> _What the task asks_
Copy all the data exactly, except the pictures.

Some records:
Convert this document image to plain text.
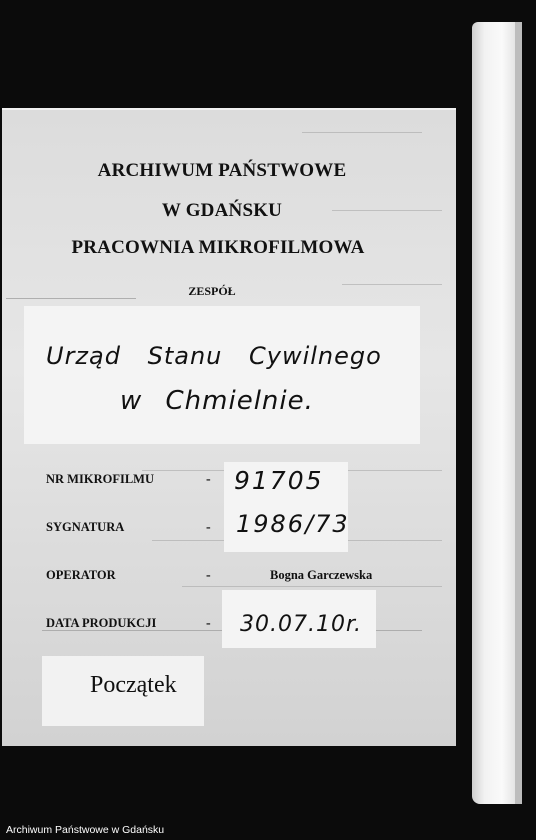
ARCHIWUM PAŃSTWOWE
W GDAŃSKU
PRACOWNIA MIKROFILMOWA
ZESPÓŁ
Urząd Stanu Cywilnego
w Chmielnie.
NR MIKROFILMU	- 91705
SYGNATURA	- 1986/73
OPERATOR	-	Bogna Garczewska
DATA PRODUKCJI	- 30.07.10r.
Początek
Archiwum Państwowe w Gdańsku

> _Exercise response_
Convert this document image to plain text.
ARCHIWUM PAŃSTWOWE
W GDAŃSKU
PRACOWNIA MIKROFILMOWA
ZESPÓŁ
Urząd Stanu Cywilnego
w Chmielnie.
NR MIKROFILMU	- 91705
SYGNATURA	- 1986/73
OPERATOR	-	Bogna Garczewska
DATA PRODUKCJI	- 30.07.10r.
Początek
Archiwum Państwowe w Gdańsku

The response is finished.